= WORK INSTRUCTIONS =
In the material below, find all lines with the string "εἶναι" and copy them.

Recorded data
** start **
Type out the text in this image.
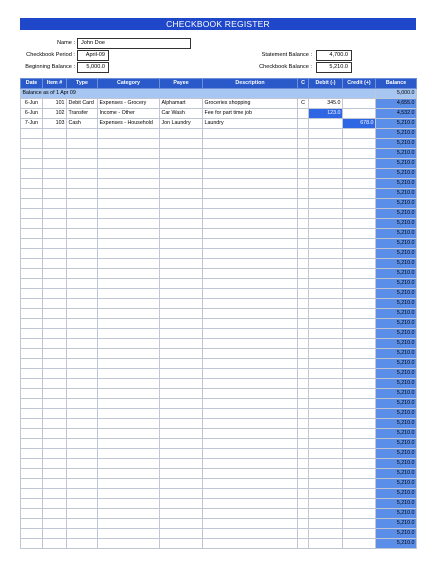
CHECKBOOK REGISTER
Name :	John Doe
Checkbook Period :	April-09
Beginning Balance :	5,000.0
Statement Balance :	4,700.0
Checkbook Balance :	5,210.0
Date	Item #	Type	Category	Payee	Description	C	Debit (-)	Credit (+)	Balance
Balance as of 1 Apr 09									5,000.0
6-Jun	101	Debit Card	Expenses - Grocery	Alphamart	Groceries shopping	C	345.0		4,655.0
6-Jun	102	Transfer	Income - Other	Car Wash	Fee for part time job		123.0		4,532.0
7-Jun	103	Cash	Expenses - Household	Jon Laundry	Laundry			678.0	5,210.0
									5,210.0
									5,210.0
									5,210.0
									5,210.0
									5,210.0
									5,210.0
									5,210.0
									5,210.0
									5,210.0
									5,210.0
									5,210.0
									5,210.0
									5,210.0
									5,210.0
									5,210.0
									5,210.0
									5,210.0
									5,210.0
									5,210.0
									5,210.0
									5,210.0
									5,210.0
									5,210.0
									5,210.0
									5,210.0
									5,210.0
									5,210.0
									5,210.0
									5,210.0
									5,210.0
									5,210.0
									5,210.0
									5,210.0
									5,210.0
									5,210.0
									5,210.0
									5,210.0
									5,210.0
									5,210.0
									5,210.0
									5,210.0
									5,210.0
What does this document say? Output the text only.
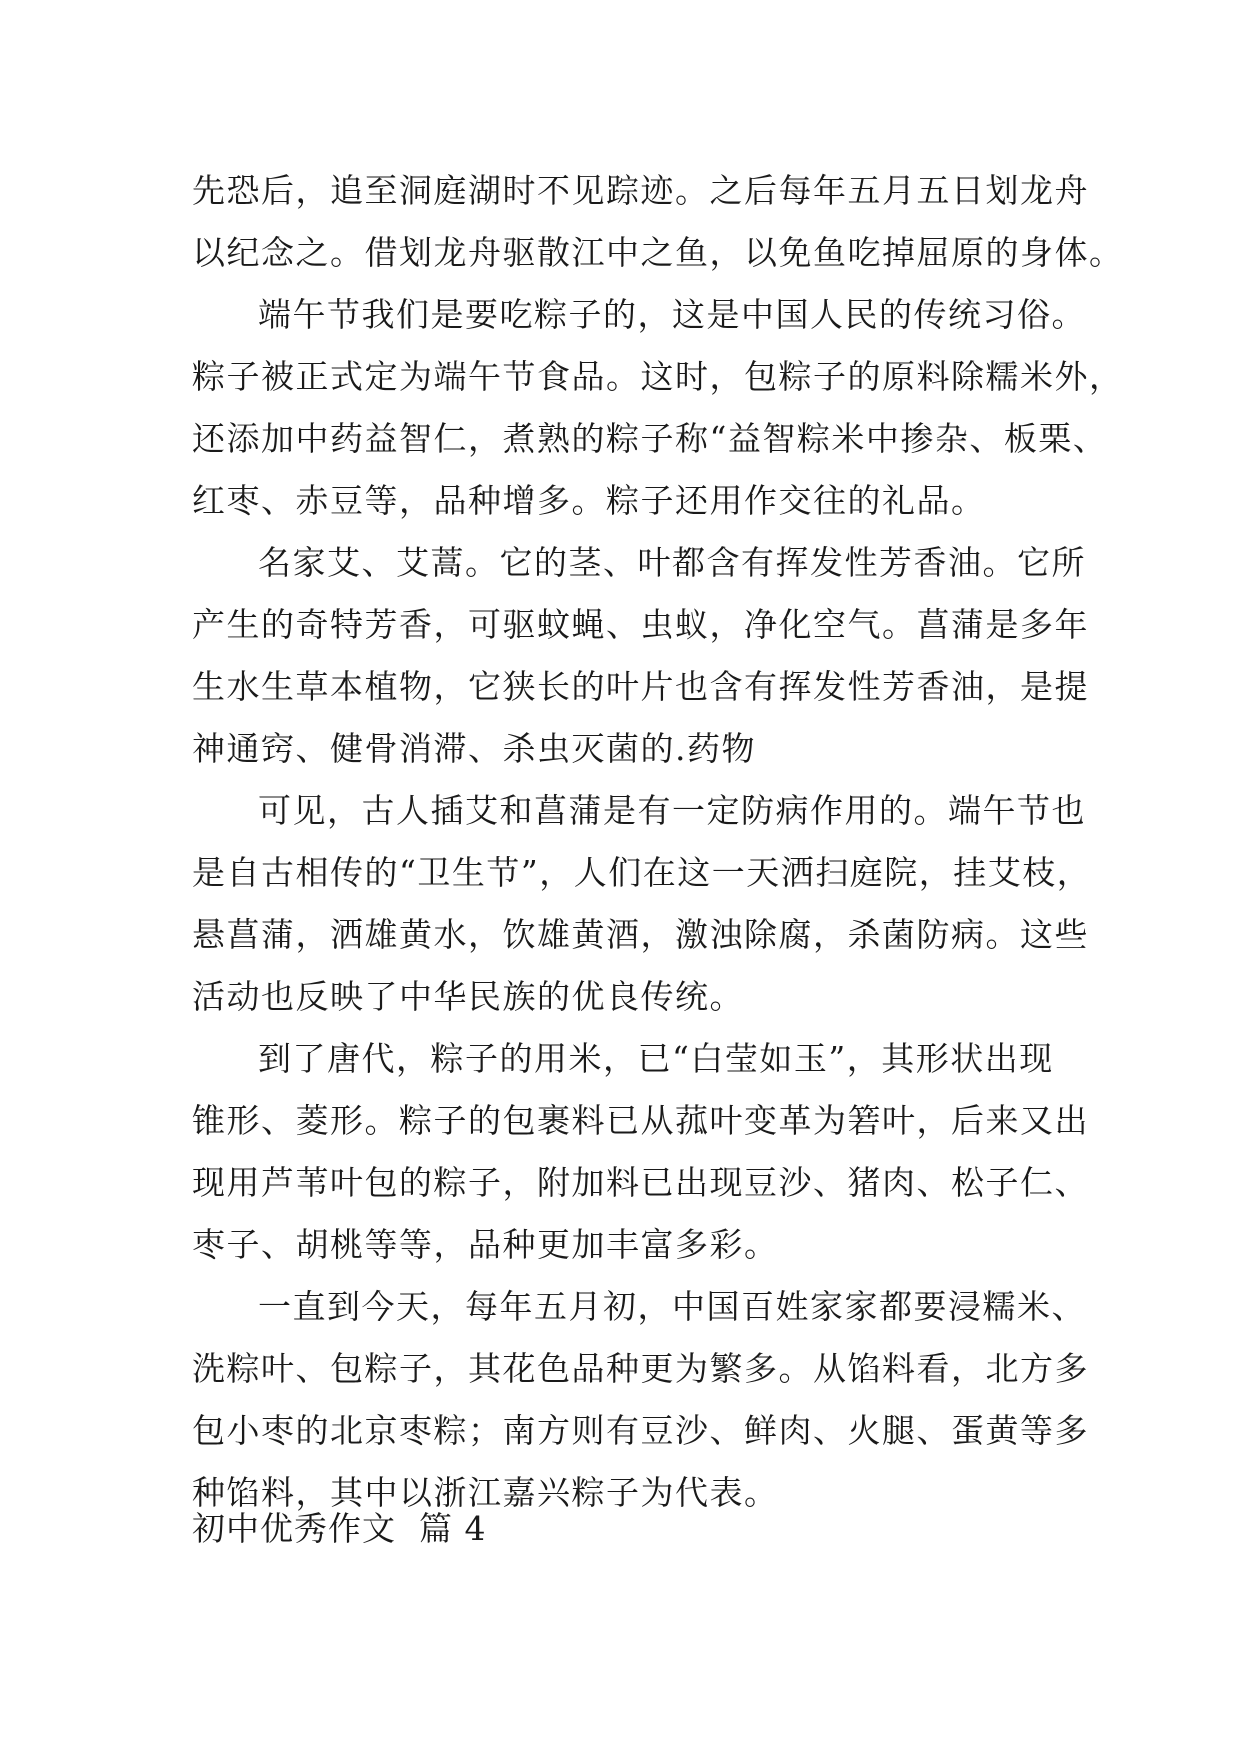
先恐后，追至洞庭湖时不见踪迹。之后每年五月五日划龙舟
以纪念之。借划龙舟驱散江中之鱼，以免鱼吃掉屈原的身体。
端午节我们是要吃粽子的，这是中国人民的传统习俗。
粽子被正式定为端午节食品。这时，包粽子的原料除糯米外，
还添加中药益智仁，煮熟的粽子称“益智粽米中掺杂、板栗、
红枣、赤豆等，品种增多。粽子还用作交往的礼品。
名家艾、艾蒿。它的茎、叶都含有挥发性芳香油。它所
产生的奇特芳香，可驱蚊蝇、虫蚁，净化空气。菖蒲是多年
生水生草本植物，它狭长的叶片也含有挥发性芳香油，是提
神通窍、健骨消滞、杀虫灭菌的.药物
可见，古人插艾和菖蒲是有一定防病作用的。端午节也
是自古相传的“卫生节”，人们在这一天洒扫庭院，挂艾枝，
悬菖蒲，洒雄黄水，饮雄黄酒，激浊除腐，杀菌防病。这些
活动也反映了中华民族的优良传统。
到了唐代，粽子的用米，已“白莹如玉”，其形状出现
锥形、菱形。粽子的包裹料已从菰叶变革为箬叶，后来又出
现用芦苇叶包的粽子，附加料已出现豆沙、猪肉、松子仁、
枣子、胡桃等等，品种更加丰富多彩。
一直到今天，每年五月初，中国百姓家家都要浸糯米、
洗粽叶、包粽子，其花色品种更为繁多。从馅料看，北方多
包小枣的北京枣粽；南方则有豆沙、鲜肉、火腿、蛋黄等多
种馅料，其中以浙江嘉兴粽子为代表。
初中优秀作文  篇 4
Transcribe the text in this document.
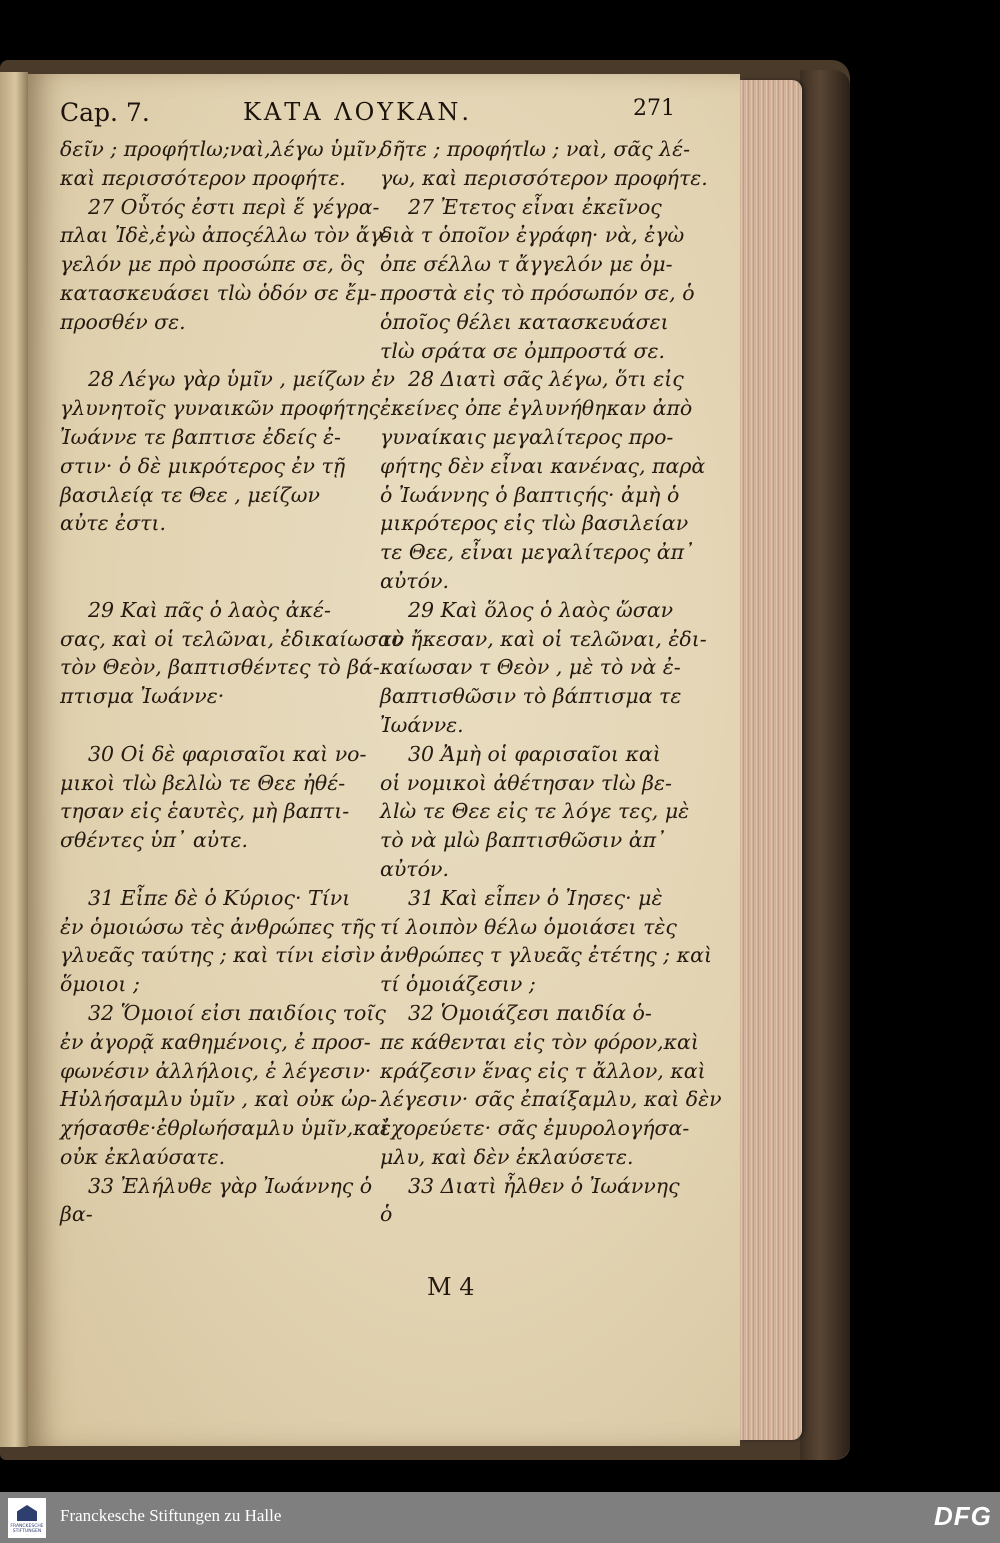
Cap. 7.	ΚΑΤΑ ΛΟΥΚΑΝ.	271
δεῖν ; προφήτlω;ναὶ,λέγω ὑμῖν,
καὶ περισσότερον προφήτε.
27 Οὗτός ἐστι περὶ ἕ γέγρα-
πλαι Ἰδὲ,ἐγὼ ἀποςέλλω τὸν ἄγ-
γελόν με πρὸ προσώπε σε, ὃς
κατασκευάσει τlὼ ὁδόν σε ἔμ-
προσθέν σε.
28 Λέγω γὰρ ὑμῖν , μείζων ἐν
γλυνητοῖς γυναικῶν προφήτης
Ἰωάννε τε βαπτισε ἐδείς ἐ-
στιν· ὁ δὲ μικρότερος ἐν τῇ
βασιλείᾳ τε Θεε , μείζων
αὐτε ἐστι.
29 Καὶ πᾶς ὁ λαὸς ἀκέ-
σας, καὶ οἱ τελῶναι, ἐδικαίωσαν
τὸν Θεὸν, βαπτισθέντες τὸ βά-
πτισμα Ἰωάννε·
30 Οἱ δὲ φαρισαῖοι καὶ νο-
μικοὶ τlὼ βελlὼ τε Θεε ἠθέ-
τησαν εἰς ἑαυτὲς, μὴ βαπτι-
σθέντες ὑπ᾽ αὐτε.
31 Εἶπε δὲ ὁ Κύριος· Τίνι
ἐν ὁμοιώσω τὲς ἀνθρώπες τῆς
γλυεᾶς ταύτης ; καὶ τίνι εἰσὶν
ὅμοιοι ;
32 Ὅμοιοί εἰσι παιδίοις τοῖς
ἐν ἀγορᾷ καθημένοις, ἐ προσ-
φωνέσιν ἀλλήλοις, ἐ λέγεσιν·
Ηὐλήσαμλυ ὑμῖν , καὶ οὐκ ὠρ-
χήσασθε·ἐθρlωήσαμλυ ὑμῖν,καὶ
οὐκ ἐκλαύσατε.
33 Ἐλήλυθε γὰρ Ἰωάννης ὁ
βα-
δῆτε ; προφήτlω ; ναὶ, σᾶς λέ-
γω, καὶ περισσότερον προφήτε.
27 Ἐτετος εἶναι ἐκεῖνος
διὰ τ ὁποῖον ἐγράφη· νὰ, ἐγὼ
ὀπε σέλλω τ ἄγγελόν με ὀμ-
προστὰ εἰς τὸ πρόσωπόν σε, ὁ
ὁποῖος θέλει κατασκευάσει
τlὼ σράτα σε ὀμπροστά σε.
28 Διατὶ σᾶς λέγω, ὅτι εἰς
ἐκείνες ὀπε ἐγλυνήθηκαν ἀπὸ
γυναίκαις μεγαλίτερος προ-
φήτης δὲν εἶναι κανένας, παρὰ
ὁ Ἰωάννης ὁ βαπτιςής· ἀμὴ ὁ
μικρότερος εἰς τlὼ βασιλείαν
τε Θεε, εἶναι μεγαλίτερος ἀπ᾽
αὐτόν.
29 Καὶ ὅλος ὁ λαὸς ὥσαν
τὸ ἤκεσαν, καὶ οἱ τελῶναι, ἐδι-
καίωσαν τ Θεὸν , μὲ τὸ νὰ ἐ-
βαπτισθῶσιν τὸ βάπτισμα τε
Ἰωάννε.
30 Ἀμὴ οἱ φαρισαῖοι καὶ
οἱ νομικοὶ ἀθέτησαν τlὼ βε-
λlὼ τε Θεε εἰς τε λόγε τες, μὲ
τὸ νὰ μlὼ βαπτισθῶσιν ἀπ᾽
αὐτόν.
31 Καὶ εἶπεν ὁ Ἰησες· μὲ
τί λοιπὸν θέλω ὁμοιάσει τὲς
ἀνθρώπες τ γλυεᾶς ἐτέτης ; καὶ
τί ὁμοιάζεσιν ;
32 Ὁμοιάζεσι παιδία ὁ-
πε κάθενται εἰς τὸν φόρον,καὶ
κράζεσιν ἕνας εἰς τ ἄλλον, καὶ
λέγεσιν· σᾶς ἐπαίξαμλυ, καὶ δὲν
ἐχορεύετε· σᾶς ἐμυρολογήσα-
μλυ, καὶ δὲν ἐκλαύσετε.
33 Διατὶ ἦλθεν ὁ Ἰωάννης
ὁ
M 4
FRANCKESCHE STIFTUNGEN
Franckesche Stiftungen zu Halle	DFG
** end **
= SOLUTION TO THIS TASK =
27 Ἐτετος εἶναι ἐκεῖνος
φήτης δὲν εἶναι κανένας, παρὰ
τε Θεε, εἶναι μεγαλίτερος ἀπ᾽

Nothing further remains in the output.